In this section, we use two distinct 1D CMFGEN models to build an asymmetric ejecta. The ejecta are symmetric with respect to the equatorial plane so it corresponds to a bipolar explosion in which a cone of opening angle 50 deg along the symmetry axis is characterized by distinct properties relative to lower latitudes. In our setup, the difference is the steeper density fall-off beyond about 10 000 km s⁻¹ and the larger ⁵⁶Ni content within the H-rich layers of the ejecta (see Fig. 3). In the context of polarization, the main impact of the ⁵⁶Ni enhancement is not the change in opacity or abundance (both have a minor influence) but instead the boost it induces to the density of free electrons (the mass density below about 10 000km s⁻¹ hardly changes with angle, so the impact is on the ionization). Hence, there is at least one source of asymmetry at any given velocity, which implies that this setup may produce a net polarization at any epoch. The initial conditions used in this case are presented in detail in Sect. 3.2.3, to which we refer the reader for additional information (see also Figs. 3−4).

One way to characterize the asymmetry of our ejecta is by comparing the photospheric radius along the pole and along the equator. Although our hybrid model is made of the same combination of 1D ejecta at all epochs computed, the gas properties evolve and in a distinct way along the polar and the equatorial directions. The ⁵⁶Ni enhancement affects mostly the innermost ejecta layers, so the asymmetry should be weak early on and grow as the inner aspherical ejecta layers are revealed by the receding photosphere. Consequently, in our hybrid model, the ratio of polar and equatorial photospheric radii evolves from 1.02, to 1.08, 1.22, 1.36, 1.59, 1.52 and 1.26 as the SN ages from 16.1, to 46.0, 63.0, 71.9, 91.9, 107.9, and 120.0 d.
######
Instruction: Write out the passage on the asymmetric supernova ejecta verbatim, from "One way to characterize" to "and 120.0 d.". The data that follow were drawn from a separate source.

Dataset entries:
######
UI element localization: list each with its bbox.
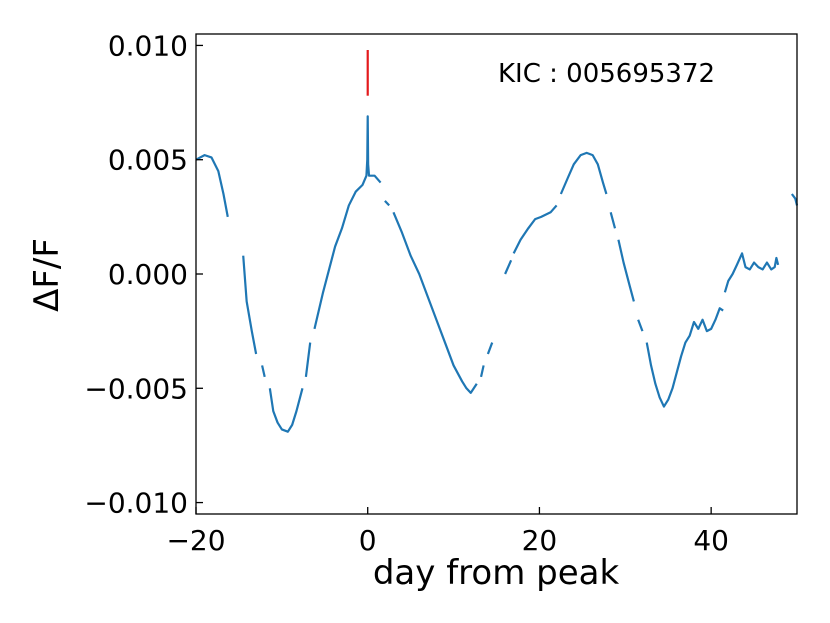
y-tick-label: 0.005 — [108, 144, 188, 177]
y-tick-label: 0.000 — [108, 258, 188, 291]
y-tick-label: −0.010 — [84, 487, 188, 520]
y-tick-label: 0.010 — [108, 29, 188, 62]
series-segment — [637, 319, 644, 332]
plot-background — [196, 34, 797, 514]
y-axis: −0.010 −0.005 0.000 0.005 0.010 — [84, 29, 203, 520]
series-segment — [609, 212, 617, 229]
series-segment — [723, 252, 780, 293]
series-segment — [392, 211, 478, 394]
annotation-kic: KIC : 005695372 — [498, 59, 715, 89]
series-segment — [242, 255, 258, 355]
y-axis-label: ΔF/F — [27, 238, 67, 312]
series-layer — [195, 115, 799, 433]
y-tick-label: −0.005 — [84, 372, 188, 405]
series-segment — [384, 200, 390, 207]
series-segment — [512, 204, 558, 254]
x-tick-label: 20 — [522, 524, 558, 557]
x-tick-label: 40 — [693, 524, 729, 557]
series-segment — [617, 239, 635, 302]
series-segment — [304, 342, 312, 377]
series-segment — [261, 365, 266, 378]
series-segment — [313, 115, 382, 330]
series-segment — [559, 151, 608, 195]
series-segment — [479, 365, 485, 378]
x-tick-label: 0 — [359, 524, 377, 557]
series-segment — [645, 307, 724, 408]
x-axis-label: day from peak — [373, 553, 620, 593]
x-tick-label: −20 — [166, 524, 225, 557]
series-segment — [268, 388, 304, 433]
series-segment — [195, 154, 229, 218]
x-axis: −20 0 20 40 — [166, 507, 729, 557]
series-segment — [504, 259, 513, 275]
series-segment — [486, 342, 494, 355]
######
Answer in full:
One way to characterize the asymmetry of our ejecta is by comparing the photospheric radius along the pole and along the equator. Although our hybrid model is made of the same combination of 1D ejecta at all epochs computed, the gas properties evolve and in a distinct way along the polar and the equatorial directions. The ⁵⁶Ni enhancement affects mostly the innermost ejecta layers, so the asymmetry should be weak early on and grow as the inner aspherical ejecta layers are revealed by the receding photosphere. Consequently, in our hybrid model, the ratio of polar and equatorial photospheric radii evolves from 1.02, to 1.08, 1.22, 1.36, 1.59, 1.52 and 1.26 as the SN ages from 16.1, to 46.0, 63.0, 71.9, 91.9, 107.9, and 120.0 d.